◆ **Goal**:
Below are the records; pull every line that includes "value".
** START Data for this exercise **
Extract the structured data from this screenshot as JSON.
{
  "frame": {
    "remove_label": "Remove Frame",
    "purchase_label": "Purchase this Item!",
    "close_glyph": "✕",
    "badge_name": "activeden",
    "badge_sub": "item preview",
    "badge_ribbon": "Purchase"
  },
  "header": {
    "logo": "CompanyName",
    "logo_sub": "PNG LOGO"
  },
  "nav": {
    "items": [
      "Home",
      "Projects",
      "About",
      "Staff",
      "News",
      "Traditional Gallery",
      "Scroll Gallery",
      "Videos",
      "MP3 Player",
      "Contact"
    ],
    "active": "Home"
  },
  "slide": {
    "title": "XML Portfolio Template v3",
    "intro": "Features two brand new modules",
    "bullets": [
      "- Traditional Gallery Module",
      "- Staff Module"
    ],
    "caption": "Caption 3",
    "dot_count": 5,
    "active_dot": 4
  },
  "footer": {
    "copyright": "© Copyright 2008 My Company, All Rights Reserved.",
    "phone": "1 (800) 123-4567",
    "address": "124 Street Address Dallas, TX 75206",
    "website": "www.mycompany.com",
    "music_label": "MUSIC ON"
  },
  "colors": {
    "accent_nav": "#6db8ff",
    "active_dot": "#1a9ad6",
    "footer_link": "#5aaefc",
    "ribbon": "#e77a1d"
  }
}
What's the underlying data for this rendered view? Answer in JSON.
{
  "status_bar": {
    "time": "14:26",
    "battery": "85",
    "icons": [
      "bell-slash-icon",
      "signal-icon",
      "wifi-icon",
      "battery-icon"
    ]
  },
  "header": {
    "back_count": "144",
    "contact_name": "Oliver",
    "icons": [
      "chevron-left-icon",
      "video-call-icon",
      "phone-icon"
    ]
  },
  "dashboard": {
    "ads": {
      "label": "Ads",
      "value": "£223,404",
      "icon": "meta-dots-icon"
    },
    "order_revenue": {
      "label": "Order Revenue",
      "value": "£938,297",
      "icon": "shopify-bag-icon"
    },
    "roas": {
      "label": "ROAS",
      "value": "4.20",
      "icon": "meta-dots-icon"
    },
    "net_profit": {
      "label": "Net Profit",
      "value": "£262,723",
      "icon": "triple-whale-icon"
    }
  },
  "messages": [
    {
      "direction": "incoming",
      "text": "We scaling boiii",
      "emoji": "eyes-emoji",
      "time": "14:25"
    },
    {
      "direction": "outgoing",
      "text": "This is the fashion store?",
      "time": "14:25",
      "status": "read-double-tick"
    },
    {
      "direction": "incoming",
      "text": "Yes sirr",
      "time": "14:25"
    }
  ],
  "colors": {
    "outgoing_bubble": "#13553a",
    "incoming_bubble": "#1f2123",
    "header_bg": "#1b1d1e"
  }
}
** END Data for this exercise **
◆ **Correct answer**:
      "value": "£223,404",
      "value": "£938,297",
      "value": "4.20",
      "value": "£262,723",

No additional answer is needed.